> [PASSAGE TO READ]:
• • • • •

In high energy physics and machine learning problems, we often encounter data which have large number of input variables. However to extract maximum information from the data, we need to select the relevant input variables for the multivariate classification and regression methods implemented in TMVA. Variance Threshold is a simple unsupervised variable selection method which automates this process. 

It computes weighted variance $\sigma^2_V$ for each variable $V$ and ignores the ones whose variance doesn't meet a specific threshold. Weighted variance for each variable is defined as follows: 
$$\sigma^2_V = \frac{\sum_{i=1}^N w_i (x_i - \mu_V)^2}{\sum_{i=1}^N w_i}$$

where $N$ is the number of events in a dataset, $x_i$ denotes the value of variable for the $i$th event, $w_i$ is the weight of each event and $\mu_V$ denotes the weighted mean of variable. 
$$\mu_V = \frac{\sum_{i=1}^N w_i x_i}{\sum_{i=1}^N w_i}$$

A threshold $T$ for variance can be set by user otherwise default value of threshold is zero i.e. remove the variables which have same value in all the events. We get a new set of variables $S$ which can be formally defined as: 

$$S = \{V  \mid \sigma^2_V > T \}$$

## Initialize DataLoader and Factory 

In [1]:
TMVA::Tools::Instance();
TFile *inputFile = TFile::Open( "../../datasets/mydataset.root"); 
TFile* outputFile = TFile::Open( "mydataset_output.root", "RECREATE" );
TMVA::Factory *factory = new TMVA::Factory("TMVAClassification", outputFile, 
                                           "!V:ROC:!Correlations:!Silent:Color:!DrawProgressBar:AnalysisType=Classification" );
TMVA::DataLoader *loader1=new TMVA::DataLoader("mydataset");

## Setup DataLoader

In [2]:
loader1->AddVariable("var0", 'F');
loader1->AddVariable("var1", 'F');
loader1->AddVariable("var2", 'F');
loader1->AddVariable("var3 := var0-var1", 'F');
loader1->AddVariable("var4 := var0*var2", 'F');
loader1->AddVariable("var5 := var1+var2", 'F');
TTree *tsignal = (TTree*)inputFile->Get("MyMCSig");
TTree *tbackground = (TTree*)inputFile->Get("MyMCBkg");
TCut mycuts = "";
TCut mycutb = "";
loader1->AddSignalTree( tsignal,     1.0 );
loader1->AddBackgroundTree( tbackground, 1.0 );
loader1->PrepareTrainingAndTestTree( mycuts, mycutb,"nTrain_Signal=3000:nTrain_Background=3000:nTest_Signal=1449:nTest_Background=1449:SplitMode=Random:NormMode=NumEvents:!V");

DataSetInfo              : [mydataset] : Added class "Signal"

• • • • •

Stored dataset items
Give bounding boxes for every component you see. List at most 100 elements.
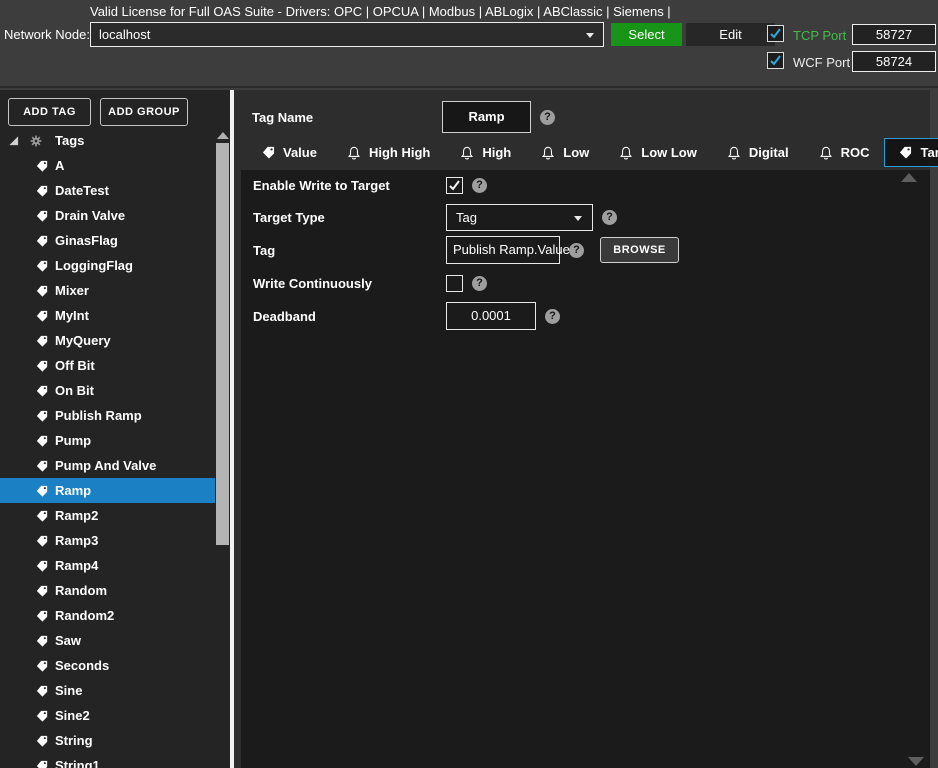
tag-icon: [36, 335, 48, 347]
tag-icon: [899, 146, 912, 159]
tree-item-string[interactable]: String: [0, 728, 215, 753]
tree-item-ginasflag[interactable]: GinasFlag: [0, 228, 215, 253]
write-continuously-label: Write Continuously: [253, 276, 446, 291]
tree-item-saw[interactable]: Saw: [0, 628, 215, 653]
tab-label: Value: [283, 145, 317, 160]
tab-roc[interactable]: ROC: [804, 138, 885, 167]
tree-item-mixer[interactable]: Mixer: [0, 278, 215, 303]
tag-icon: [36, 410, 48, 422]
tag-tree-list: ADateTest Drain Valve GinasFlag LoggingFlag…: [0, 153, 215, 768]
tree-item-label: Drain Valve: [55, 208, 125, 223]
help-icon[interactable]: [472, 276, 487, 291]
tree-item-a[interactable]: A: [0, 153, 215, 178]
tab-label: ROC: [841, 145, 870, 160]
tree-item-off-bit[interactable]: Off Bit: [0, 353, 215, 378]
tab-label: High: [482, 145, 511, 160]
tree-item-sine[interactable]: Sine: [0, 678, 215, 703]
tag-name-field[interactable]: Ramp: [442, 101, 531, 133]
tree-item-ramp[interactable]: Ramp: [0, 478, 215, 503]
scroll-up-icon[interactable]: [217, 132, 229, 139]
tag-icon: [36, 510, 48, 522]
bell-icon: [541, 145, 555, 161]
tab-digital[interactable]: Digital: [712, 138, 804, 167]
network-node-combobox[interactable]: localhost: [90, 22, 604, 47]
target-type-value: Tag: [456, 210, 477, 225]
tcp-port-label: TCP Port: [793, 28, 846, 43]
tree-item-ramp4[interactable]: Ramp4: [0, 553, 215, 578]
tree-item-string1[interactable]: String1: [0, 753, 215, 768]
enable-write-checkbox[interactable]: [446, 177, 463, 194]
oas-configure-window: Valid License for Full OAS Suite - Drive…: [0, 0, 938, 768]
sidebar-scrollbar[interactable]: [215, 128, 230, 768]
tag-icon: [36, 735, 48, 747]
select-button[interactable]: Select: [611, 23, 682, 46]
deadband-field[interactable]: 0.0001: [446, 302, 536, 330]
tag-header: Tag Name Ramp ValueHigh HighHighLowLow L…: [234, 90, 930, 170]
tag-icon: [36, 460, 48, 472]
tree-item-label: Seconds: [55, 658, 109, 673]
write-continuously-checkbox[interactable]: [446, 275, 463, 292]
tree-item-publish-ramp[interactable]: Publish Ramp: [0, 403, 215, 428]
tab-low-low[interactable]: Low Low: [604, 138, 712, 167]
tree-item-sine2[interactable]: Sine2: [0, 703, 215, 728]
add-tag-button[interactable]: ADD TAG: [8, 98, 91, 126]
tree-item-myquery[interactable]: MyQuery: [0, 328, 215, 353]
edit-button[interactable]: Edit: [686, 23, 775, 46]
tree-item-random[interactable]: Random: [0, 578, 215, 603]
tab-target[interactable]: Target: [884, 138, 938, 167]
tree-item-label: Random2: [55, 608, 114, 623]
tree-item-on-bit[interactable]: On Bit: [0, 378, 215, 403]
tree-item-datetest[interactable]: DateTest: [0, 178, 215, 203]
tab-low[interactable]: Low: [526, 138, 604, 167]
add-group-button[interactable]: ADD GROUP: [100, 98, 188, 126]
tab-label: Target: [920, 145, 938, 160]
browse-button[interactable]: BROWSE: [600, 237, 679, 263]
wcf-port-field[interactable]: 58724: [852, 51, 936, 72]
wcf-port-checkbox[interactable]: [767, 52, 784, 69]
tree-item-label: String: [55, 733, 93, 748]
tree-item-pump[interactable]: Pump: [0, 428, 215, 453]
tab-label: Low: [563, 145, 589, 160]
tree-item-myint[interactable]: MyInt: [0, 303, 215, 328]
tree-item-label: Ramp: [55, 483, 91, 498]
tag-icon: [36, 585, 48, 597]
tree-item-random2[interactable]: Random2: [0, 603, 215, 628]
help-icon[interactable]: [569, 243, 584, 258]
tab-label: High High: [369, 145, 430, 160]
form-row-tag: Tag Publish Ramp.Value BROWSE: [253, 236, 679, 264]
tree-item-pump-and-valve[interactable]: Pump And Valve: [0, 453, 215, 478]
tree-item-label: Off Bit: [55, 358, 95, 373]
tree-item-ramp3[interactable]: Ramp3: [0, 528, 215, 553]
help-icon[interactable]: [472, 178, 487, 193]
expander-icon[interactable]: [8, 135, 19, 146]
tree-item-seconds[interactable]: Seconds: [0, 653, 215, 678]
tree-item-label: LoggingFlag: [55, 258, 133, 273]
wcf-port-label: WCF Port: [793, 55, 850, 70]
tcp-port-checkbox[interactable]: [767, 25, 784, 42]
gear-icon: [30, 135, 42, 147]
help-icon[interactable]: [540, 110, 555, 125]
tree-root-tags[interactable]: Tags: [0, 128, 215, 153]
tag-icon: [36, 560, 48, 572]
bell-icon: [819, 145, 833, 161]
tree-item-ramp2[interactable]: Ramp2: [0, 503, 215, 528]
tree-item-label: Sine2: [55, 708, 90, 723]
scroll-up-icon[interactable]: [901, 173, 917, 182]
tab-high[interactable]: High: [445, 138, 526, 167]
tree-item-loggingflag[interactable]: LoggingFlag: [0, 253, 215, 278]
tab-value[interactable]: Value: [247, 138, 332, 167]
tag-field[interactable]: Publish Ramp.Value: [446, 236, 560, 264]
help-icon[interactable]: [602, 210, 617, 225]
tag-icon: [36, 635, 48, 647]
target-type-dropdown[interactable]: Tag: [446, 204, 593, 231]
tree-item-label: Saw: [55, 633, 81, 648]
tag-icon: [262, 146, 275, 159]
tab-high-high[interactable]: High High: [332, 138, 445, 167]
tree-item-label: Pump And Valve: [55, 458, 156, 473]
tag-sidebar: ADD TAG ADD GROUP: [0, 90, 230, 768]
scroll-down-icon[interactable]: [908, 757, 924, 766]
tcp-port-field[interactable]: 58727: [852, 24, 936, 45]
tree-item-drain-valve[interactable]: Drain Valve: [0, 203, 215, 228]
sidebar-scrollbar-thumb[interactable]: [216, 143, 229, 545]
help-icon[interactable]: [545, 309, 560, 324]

• • • • •

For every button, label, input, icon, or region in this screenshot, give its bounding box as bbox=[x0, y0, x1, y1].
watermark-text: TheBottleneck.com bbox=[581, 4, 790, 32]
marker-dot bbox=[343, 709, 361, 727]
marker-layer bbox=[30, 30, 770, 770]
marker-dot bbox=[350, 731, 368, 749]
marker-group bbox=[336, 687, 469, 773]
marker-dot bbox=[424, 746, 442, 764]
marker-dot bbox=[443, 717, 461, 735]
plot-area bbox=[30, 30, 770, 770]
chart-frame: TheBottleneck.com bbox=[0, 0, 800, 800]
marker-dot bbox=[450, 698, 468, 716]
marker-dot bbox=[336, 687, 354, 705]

• • • • •

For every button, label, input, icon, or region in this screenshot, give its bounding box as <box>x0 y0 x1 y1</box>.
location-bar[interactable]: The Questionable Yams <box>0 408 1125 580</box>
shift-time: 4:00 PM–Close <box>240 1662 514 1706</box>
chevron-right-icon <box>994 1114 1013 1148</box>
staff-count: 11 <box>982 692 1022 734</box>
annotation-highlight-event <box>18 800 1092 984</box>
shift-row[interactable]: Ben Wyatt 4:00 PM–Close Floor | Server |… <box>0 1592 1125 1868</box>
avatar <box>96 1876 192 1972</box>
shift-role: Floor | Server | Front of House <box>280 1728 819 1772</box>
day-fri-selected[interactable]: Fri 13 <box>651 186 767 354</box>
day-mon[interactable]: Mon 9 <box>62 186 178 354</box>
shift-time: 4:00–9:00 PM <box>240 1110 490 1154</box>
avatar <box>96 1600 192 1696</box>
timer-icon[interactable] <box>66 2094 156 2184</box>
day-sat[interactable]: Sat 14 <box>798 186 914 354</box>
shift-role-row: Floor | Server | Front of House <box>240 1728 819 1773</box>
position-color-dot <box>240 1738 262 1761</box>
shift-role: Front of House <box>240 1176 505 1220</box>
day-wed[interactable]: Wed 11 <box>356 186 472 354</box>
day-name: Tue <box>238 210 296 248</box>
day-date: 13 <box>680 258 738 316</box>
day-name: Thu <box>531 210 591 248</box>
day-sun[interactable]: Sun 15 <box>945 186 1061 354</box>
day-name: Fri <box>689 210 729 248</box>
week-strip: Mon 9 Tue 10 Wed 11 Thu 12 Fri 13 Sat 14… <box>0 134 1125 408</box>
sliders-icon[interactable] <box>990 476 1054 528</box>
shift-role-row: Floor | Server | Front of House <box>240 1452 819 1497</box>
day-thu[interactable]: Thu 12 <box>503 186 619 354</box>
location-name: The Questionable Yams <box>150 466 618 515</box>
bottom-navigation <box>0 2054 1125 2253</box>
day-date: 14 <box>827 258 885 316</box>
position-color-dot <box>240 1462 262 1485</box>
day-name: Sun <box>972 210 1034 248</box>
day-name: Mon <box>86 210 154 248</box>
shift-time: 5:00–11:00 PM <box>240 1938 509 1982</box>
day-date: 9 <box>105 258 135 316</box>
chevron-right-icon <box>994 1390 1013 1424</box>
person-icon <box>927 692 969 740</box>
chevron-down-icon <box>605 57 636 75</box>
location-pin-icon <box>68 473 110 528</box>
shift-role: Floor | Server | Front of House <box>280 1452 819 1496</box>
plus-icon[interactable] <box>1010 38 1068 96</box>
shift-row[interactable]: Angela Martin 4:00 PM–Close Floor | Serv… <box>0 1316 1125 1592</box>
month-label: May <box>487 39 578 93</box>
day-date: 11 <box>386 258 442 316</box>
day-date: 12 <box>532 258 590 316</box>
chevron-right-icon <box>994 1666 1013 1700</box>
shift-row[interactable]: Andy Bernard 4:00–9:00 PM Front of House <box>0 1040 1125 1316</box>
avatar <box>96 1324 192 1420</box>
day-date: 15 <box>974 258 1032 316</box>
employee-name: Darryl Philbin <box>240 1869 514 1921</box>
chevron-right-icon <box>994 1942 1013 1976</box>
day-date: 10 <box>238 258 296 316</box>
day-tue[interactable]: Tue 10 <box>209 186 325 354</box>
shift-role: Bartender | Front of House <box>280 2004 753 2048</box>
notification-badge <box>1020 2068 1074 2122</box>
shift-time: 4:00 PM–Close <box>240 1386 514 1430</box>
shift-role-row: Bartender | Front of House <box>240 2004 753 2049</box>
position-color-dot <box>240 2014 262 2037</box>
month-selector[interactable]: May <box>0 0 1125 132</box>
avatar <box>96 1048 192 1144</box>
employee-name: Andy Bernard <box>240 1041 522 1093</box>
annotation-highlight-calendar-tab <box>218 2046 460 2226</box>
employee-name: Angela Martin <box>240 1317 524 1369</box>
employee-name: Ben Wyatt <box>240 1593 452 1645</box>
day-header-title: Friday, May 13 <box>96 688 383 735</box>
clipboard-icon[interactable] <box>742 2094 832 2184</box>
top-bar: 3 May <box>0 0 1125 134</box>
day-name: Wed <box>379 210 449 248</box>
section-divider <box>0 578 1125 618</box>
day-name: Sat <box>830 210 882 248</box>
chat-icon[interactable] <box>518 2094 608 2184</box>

• • • • •

> [REQUIREMENTS]:
**A)** Reproduce the rows above exactly, everything from the line containing "y0, x1, y1]." down to the line containing "marker-dot bbox=[336, 687, 354, 705]", with both of those lines included.
**B)** Continue the text on variance threshold variable selection in TMVA, picking up right after its final line.

> [RESULTS FOR THE EXERCISE]:
**A)**
For every button, label, input, icon, or region in this screenshot, give its bounding box as bbox=[x0, y0, x1, y1].
watermark-text: TheBottleneck.com bbox=[581, 4, 790, 32]
marker-dot bbox=[343, 709, 361, 727]
marker-layer bbox=[30, 30, 770, 770]
marker-dot bbox=[350, 731, 368, 749]
marker-group bbox=[336, 687, 469, 773]
marker-dot bbox=[424, 746, 442, 764]
marker-dot bbox=[443, 717, 461, 735]
plot-area bbox=[30, 30, 770, 770]
chart-frame: TheBottleneck.com bbox=[0, 0, 800, 800]
marker-dot bbox=[450, 698, 468, 716]
marker-dot bbox=[336, 687, 354, 705]

**B)**
                         : Add Tree MyMCSig of type Signal with 5449 events
DataSetInfo              : [mydataset] : Added class "Background"
                         : Add Tree MyMCBkg of type Background with 5449 events


## Apply Variance Threshold 

After having dataset loaded in DataLoader with all the variables, we are now ready to apply Variance Threshold transformation. It is implemented in VarTransform method in [DataLoader](https://root.cern.ch/doc/master/classTMVA_1_1DataLoader.html) class. 

### Method Definition
Parameters: Transformation definition string  
Returns: DataLoader with selected subset of variables   

Transformation defintion string **should only follow** either of the following formats otherwise method would raise an error.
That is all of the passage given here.